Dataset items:
____
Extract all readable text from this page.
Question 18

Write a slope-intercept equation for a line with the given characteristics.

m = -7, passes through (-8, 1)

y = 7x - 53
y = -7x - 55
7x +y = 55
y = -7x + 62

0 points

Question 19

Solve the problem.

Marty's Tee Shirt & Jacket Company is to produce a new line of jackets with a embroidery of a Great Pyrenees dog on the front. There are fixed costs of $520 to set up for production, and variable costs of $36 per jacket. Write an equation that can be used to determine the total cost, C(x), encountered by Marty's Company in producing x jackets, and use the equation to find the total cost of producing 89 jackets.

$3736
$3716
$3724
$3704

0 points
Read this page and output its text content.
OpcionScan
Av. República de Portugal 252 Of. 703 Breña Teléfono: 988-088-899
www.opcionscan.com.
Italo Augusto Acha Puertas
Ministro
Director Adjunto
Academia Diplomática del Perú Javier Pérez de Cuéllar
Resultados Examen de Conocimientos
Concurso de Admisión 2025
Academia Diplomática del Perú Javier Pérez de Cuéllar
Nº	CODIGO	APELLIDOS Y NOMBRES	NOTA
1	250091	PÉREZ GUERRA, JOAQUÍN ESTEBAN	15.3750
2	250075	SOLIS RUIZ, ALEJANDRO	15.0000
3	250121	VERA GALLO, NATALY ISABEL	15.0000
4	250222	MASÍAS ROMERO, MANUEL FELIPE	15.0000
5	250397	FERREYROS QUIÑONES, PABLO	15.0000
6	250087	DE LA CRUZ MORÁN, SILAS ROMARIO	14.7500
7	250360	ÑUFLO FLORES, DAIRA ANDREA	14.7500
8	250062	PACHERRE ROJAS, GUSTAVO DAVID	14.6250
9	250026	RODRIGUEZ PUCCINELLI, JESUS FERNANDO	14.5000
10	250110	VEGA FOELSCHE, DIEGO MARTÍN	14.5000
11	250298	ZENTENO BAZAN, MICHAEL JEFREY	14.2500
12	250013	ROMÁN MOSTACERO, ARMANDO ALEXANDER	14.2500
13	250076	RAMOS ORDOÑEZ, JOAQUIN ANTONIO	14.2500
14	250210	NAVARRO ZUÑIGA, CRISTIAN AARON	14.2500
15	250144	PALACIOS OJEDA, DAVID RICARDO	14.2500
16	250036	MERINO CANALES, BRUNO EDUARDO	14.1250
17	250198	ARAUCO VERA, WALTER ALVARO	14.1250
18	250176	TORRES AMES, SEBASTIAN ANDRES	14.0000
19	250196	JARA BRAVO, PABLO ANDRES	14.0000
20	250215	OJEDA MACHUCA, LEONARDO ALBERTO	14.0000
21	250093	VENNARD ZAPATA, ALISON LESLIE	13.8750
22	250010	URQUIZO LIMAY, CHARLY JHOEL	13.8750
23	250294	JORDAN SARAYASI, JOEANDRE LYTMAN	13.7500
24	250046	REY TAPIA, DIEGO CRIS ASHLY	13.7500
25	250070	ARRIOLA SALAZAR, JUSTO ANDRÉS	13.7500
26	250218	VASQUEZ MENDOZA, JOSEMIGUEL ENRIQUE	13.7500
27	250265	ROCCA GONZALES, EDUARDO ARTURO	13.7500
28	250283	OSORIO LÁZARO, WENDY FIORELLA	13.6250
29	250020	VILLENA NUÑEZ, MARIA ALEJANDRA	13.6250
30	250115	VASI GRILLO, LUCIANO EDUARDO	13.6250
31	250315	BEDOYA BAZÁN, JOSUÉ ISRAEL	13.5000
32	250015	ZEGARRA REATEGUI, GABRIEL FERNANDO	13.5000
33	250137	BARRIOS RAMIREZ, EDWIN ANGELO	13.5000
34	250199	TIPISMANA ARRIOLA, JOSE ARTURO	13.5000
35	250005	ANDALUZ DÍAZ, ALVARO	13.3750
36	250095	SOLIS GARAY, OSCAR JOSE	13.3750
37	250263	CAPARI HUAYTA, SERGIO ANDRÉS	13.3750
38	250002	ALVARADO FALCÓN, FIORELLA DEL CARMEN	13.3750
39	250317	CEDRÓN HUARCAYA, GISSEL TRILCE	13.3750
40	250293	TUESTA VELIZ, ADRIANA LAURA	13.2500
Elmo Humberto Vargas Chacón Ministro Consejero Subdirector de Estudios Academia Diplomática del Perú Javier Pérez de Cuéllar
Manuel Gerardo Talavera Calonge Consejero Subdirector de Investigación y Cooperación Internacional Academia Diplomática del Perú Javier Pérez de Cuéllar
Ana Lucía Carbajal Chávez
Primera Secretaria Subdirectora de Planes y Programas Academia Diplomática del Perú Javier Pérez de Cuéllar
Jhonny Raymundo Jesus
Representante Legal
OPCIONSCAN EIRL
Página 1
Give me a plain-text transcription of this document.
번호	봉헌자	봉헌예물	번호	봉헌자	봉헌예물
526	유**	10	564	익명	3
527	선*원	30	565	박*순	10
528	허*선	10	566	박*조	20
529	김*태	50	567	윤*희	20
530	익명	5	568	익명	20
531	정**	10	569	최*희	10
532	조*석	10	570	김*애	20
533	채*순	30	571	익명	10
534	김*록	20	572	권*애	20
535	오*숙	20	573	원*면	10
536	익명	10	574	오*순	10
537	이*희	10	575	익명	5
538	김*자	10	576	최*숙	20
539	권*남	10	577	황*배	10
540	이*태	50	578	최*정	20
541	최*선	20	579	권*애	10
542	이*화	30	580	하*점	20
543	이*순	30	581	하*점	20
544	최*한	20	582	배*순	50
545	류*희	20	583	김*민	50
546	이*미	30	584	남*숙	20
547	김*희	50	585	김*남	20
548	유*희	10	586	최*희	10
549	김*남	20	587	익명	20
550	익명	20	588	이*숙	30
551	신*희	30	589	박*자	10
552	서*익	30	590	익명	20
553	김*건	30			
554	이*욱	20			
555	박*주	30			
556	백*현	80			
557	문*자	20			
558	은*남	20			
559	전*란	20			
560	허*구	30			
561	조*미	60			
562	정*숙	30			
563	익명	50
____
**Task**
Exactly as written above, please repeat the entries.

**The output**
Extract all readable text from this page.
Question 18

Write a slope-intercept equation for a line with the given characteristics.

m = -7, passes through (-8, 1)

y = 7x - 53
y = -7x - 55
7x +y = 55
y = -7x + 62

0 points

Question 19

Solve the problem.

Marty's Tee Shirt & Jacket Company is to produce a new line of jackets with a embroidery of a Great Pyrenees dog on the front. There are fixed costs of $520 to set up for production, and variable costs of $36 per jacket. Write an equation that can be used to determine the total cost, C(x), encountered by Marty's Company in producing x jackets, and use the equation to find the total cost of producing 89 jackets.

$3736
$3716
$3724
$3704

0 points
Read this page and output its text content.
OpcionScan
Av. República de Portugal 252 Of. 703 Breña Teléfono: 988-088-899
www.opcionscan.com.
Italo Augusto Acha Puertas
Ministro
Director Adjunto
Academia Diplomática del Perú Javier Pérez de Cuéllar
Resultados Examen de Conocimientos
Concurso de Admisión 2025
Academia Diplomática del Perú Javier Pérez de Cuéllar
Nº	CODIGO	APELLIDOS Y NOMBRES	NOTA
1	250091	PÉREZ GUERRA, JOAQUÍN ESTEBAN	15.3750
2	250075	SOLIS RUIZ, ALEJANDRO	15.0000
3	250121	VERA GALLO, NATALY ISABEL	15.0000
4	250222	MASÍAS ROMERO, MANUEL FELIPE	15.0000
5	250397	FERREYROS QUIÑONES, PABLO	15.0000
6	250087	DE LA CRUZ MORÁN, SILAS ROMARIO	14.7500
7	250360	ÑUFLO FLORES, DAIRA ANDREA	14.7500
8	250062	PACHERRE ROJAS, GUSTAVO DAVID	14.6250
9	250026	RODRIGUEZ PUCCINELLI, JESUS FERNANDO	14.5000
10	250110	VEGA FOELSCHE, DIEGO MARTÍN	14.5000
11	250298	ZENTENO BAZAN, MICHAEL JEFREY	14.2500
12	250013	ROMÁN MOSTACERO, ARMANDO ALEXANDER	14.2500
13	250076	RAMOS ORDOÑEZ, JOAQUIN ANTONIO	14.2500
14	250210	NAVARRO ZUÑIGA, CRISTIAN AARON	14.2500
15	250144	PALACIOS OJEDA, DAVID RICARDO	14.2500
16	250036	MERINO CANALES, BRUNO EDUARDO	14.1250
17	250198	ARAUCO VERA, WALTER ALVARO	14.1250
18	250176	TORRES AMES, SEBASTIAN ANDRES	14.0000
19	250196	JARA BRAVO, PABLO ANDRES	14.0000
20	250215	OJEDA MACHUCA, LEONARDO ALBERTO	14.0000
21	250093	VENNARD ZAPATA, ALISON LESLIE	13.8750
22	250010	URQUIZO LIMAY, CHARLY JHOEL	13.8750
23	250294	JORDAN SARAYASI, JOEANDRE LYTMAN	13.7500
24	250046	REY TAPIA, DIEGO CRIS ASHLY	13.7500
25	250070	ARRIOLA SALAZAR, JUSTO ANDRÉS	13.7500
26	250218	VASQUEZ MENDOZA, JOSEMIGUEL ENRIQUE	13.7500
27	250265	ROCCA GONZALES, EDUARDO ARTURO	13.7500
28	250283	OSORIO LÁZARO, WENDY FIORELLA	13.6250
29	250020	VILLENA NUÑEZ, MARIA ALEJANDRA	13.6250
30	250115	VASI GRILLO, LUCIANO EDUARDO	13.6250
31	250315	BEDOYA BAZÁN, JOSUÉ ISRAEL	13.5000
32	250015	ZEGARRA REATEGUI, GABRIEL FERNANDO	13.5000
33	250137	BARRIOS RAMIREZ, EDWIN ANGELO	13.5000
34	250199	TIPISMANA ARRIOLA, JOSE ARTURO	13.5000
35	250005	ANDALUZ DÍAZ, ALVARO	13.3750
36	250095	SOLIS GARAY, OSCAR JOSE	13.3750
37	250263	CAPARI HUAYTA, SERGIO ANDRÉS	13.3750
38	250002	ALVARADO FALCÓN, FIORELLA DEL CARMEN	13.3750
39	250317	CEDRÓN HUARCAYA, GISSEL TRILCE	13.3750
40	250293	TUESTA VELIZ, ADRIANA LAURA	13.2500
Elmo Humberto Vargas Chacón Ministro Consejero Subdirector de Estudios Academia Diplomática del Perú Javier Pérez de Cuéllar
Manuel Gerardo Talavera Calonge Consejero Subdirector de Investigación y Cooperación Internacional Academia Diplomática del Perú Javier Pérez de Cuéllar
Ana Lucía Carbajal Chávez
Primera Secretaria Subdirectora de Planes y Programas Academia Diplomática del Perú Javier Pérez de Cuéllar
Jhonny Raymundo Jesus
Representante Legal
OPCIONSCAN EIRL
Página 1
Give me a plain-text transcription of this document.
번호	봉헌자	봉헌예물	번호	봉헌자	봉헌예물
526	유**	10	564	익명	3
527	선*원	30	565	박*순	10
528	허*선	10	566	박*조	20
529	김*태	50	567	윤*희	20
530	익명	5	568	익명	20
531	정**	10	569	최*희	10
532	조*석	10	570	김*애	20
533	채*순	30	571	익명	10
534	김*록	20	572	권*애	20
535	오*숙	20	573	원*면	10
536	익명	10	574	오*순	10
537	이*희	10	575	익명	5
538	김*자	10	576	최*숙	20
539	권*남	10	577	황*배	10
540	이*태	50	578	최*정	20
541	최*선	20	579	권*애	10
542	이*화	30	580	하*점	20
543	이*순	30	581	하*점	20
544	최*한	20	582	배*순	50
545	류*희	20	583	김*민	50
546	이*미	30	584	남*숙	20
547	김*희	50	585	김*남	20
548	유*희	10	586	최*희	10
549	김*남	20	587	익명	20
550	익명	20	588	이*숙	30
551	신*희	30	589	박*자	10
552	서*익	30	590	익명	20
553	김*건	30			
554	이*욱	20			
555	박*주	30			
556	백*현	80			
557	문*자	20			
558	은*남	20			
559	전*란	20			
560	허*구	30			
561	조*미	60			
562	정*숙	30			
563	익명	50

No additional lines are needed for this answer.